--- begin Data shown ---

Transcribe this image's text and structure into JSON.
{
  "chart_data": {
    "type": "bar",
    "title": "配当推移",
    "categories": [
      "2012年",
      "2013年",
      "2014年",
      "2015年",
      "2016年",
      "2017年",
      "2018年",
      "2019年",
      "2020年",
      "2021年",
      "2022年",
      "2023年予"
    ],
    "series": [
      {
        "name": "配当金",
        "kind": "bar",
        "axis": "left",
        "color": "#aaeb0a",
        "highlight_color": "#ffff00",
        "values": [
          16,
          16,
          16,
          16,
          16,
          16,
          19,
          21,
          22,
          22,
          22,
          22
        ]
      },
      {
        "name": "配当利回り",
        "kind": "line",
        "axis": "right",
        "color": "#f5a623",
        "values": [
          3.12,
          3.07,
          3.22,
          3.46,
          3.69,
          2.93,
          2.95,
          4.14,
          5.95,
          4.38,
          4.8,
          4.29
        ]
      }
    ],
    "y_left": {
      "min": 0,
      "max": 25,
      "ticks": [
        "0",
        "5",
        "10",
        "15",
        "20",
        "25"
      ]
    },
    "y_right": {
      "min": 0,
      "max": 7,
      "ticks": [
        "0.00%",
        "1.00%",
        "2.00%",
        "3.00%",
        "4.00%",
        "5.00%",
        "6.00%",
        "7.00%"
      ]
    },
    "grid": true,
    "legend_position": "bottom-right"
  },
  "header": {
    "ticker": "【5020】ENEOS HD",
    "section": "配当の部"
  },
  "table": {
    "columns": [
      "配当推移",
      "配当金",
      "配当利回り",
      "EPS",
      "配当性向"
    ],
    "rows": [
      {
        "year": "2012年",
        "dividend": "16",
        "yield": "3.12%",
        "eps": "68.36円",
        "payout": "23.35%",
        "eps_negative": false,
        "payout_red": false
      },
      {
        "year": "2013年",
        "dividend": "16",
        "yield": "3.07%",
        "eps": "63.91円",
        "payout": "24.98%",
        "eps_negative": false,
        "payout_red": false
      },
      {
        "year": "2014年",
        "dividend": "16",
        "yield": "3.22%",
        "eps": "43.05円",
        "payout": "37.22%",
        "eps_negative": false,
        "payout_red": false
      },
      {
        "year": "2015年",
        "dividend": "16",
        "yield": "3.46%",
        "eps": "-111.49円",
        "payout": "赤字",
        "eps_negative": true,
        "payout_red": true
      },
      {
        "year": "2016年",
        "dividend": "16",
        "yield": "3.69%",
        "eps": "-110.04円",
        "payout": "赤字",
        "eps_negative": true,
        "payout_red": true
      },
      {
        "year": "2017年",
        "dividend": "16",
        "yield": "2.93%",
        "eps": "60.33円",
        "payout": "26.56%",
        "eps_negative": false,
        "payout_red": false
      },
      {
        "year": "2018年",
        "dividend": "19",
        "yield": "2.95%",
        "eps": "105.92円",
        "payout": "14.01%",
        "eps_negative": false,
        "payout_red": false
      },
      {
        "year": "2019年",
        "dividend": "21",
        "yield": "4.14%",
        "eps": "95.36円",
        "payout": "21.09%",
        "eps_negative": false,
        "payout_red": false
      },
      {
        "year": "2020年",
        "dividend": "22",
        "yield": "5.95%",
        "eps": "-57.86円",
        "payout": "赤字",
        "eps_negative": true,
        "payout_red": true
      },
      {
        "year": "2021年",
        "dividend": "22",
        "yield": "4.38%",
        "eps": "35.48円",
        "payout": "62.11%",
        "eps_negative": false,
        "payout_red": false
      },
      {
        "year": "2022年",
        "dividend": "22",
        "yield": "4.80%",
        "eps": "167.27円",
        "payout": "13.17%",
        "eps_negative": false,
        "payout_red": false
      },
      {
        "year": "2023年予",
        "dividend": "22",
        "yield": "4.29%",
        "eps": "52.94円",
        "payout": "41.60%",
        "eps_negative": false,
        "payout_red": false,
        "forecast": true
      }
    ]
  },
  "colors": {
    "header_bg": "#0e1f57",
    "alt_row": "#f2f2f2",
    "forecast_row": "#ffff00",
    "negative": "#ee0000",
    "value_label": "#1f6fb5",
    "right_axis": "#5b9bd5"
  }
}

--- end Data shown ---

Write out all the entries exactly.

Transcribe this image's text and structure into JSON.
{
  "chart_data": {
    "type": "bar",
    "title": "配当推移",
    "categories": [
      "2012年",
      "2013年",
      "2014年",
      "2015年",
      "2016年",
      "2017年",
      "2018年",
      "2019年",
      "2020年",
      "2021年",
      "2022年",
      "2023年予"
    ],
    "series": [
      {
        "name": "配当金",
        "kind": "bar",
        "axis": "left",
        "color": "#aaeb0a",
        "highlight_color": "#ffff00",
        "values": [
          16,
          16,
          16,
          16,
          16,
          16,
          19,
          21,
          22,
          22,
          22,
          22
        ]
      },
      {
        "name": "配当利回り",
        "kind": "line",
        "axis": "right",
        "color": "#f5a623",
        "values": [
          3.12,
          3.07,
          3.22,
          3.46,
          3.69,
          2.93,
          2.95,
          4.14,
          5.95,
          4.38,
          4.8,
          4.29
        ]
      }
    ],
    "y_left": {
      "min": 0,
      "max": 25,
      "ticks": [
        "0",
        "5",
        "10",
        "15",
        "20",
        "25"
      ]
    },
    "y_right": {
      "min": 0,
      "max": 7,
      "ticks": [
        "0.00%",
        "1.00%",
        "2.00%",
        "3.00%",
        "4.00%",
        "5.00%",
        "6.00%",
        "7.00%"
      ]
    },
    "grid": true,
    "legend_position": "bottom-right"
  },
  "header": {
    "ticker": "【5020】ENEOS HD",
    "section": "配当の部"
  },
  "table": {
    "columns": [
      "配当推移",
      "配当金",
      "配当利回り",
      "EPS",
      "配当性向"
    ],
    "rows": [
      {
        "year": "2012年",
        "dividend": "16",
        "yield": "3.12%",
        "eps": "68.36円",
        "payout": "23.35%",
        "eps_negative": false,
        "payout_red": false
      },
      {
        "year": "2013年",
        "dividend": "16",
        "yield": "3.07%",
        "eps": "63.91円",
        "payout": "24.98%",
        "eps_negative": false,
        "payout_red": false
      },
      {
        "year": "2014年",
        "dividend": "16",
        "yield": "3.22%",
        "eps": "43.05円",
        "payout": "37.22%",
        "eps_negative": false,
        "payout_red": false
      },
      {
        "year": "2015年",
        "dividend": "16",
        "yield": "3.46%",
        "eps": "-111.49円",
        "payout": "赤字",
        "eps_negative": true,
        "payout_red": true
      },
      {
        "year": "2016年",
        "dividend": "16",
        "yield": "3.69%",
        "eps": "-110.04円",
        "payout": "赤字",
        "eps_negative": true,
        "payout_red": true
      },
      {
        "year": "2017年",
        "dividend": "16",
        "yield": "2.93%",
        "eps": "60.33円",
        "payout": "26.56%",
        "eps_negative": false,
        "payout_red": false
      },
      {
        "year": "2018年",
        "dividend": "19",
        "yield": "2.95%",
        "eps": "105.92円",
        "payout": "14.01%",
        "eps_negative": false,
        "payout_red": false
      },
      {
        "year": "2019年",
        "dividend": "21",
        "yield": "4.14%",
        "eps": "95.36円",
        "payout": "21.09%",
        "eps_negative": false,
        "payout_red": false
      },
      {
        "year": "2020年",
        "dividend": "22",
        "yield": "5.95%",
        "eps": "-57.86円",
        "payout": "赤字",
        "eps_negative": true,
        "payout_red": true
      },
      {
        "year": "2021年",
        "dividend": "22",
        "yield": "4.38%",
        "eps": "35.48円",
        "payout": "62.11%",
        "eps_negative": false,
        "payout_red": false
      },
      {
        "year": "2022年",
        "dividend": "22",
        "yield": "4.80%",
        "eps": "167.27円",
        "payout": "13.17%",
        "eps_negative": false,
        "payout_red": false
      },
      {
        "year": "2023年予",
        "dividend": "22",
        "yield": "4.29%",
        "eps": "52.94円",
        "payout": "41.60%",
        "eps_negative": false,
        "payout_red": false,
        "forecast": true
      }
    ]
  },
  "colors": {
    "header_bg": "#0e1f57",
    "alt_row": "#f2f2f2",
    "forecast_row": "#ffff00",
    "negative": "#ee0000",
    "value_label": "#1f6fb5",
    "right_axis": "#5b9bd5"
  }
}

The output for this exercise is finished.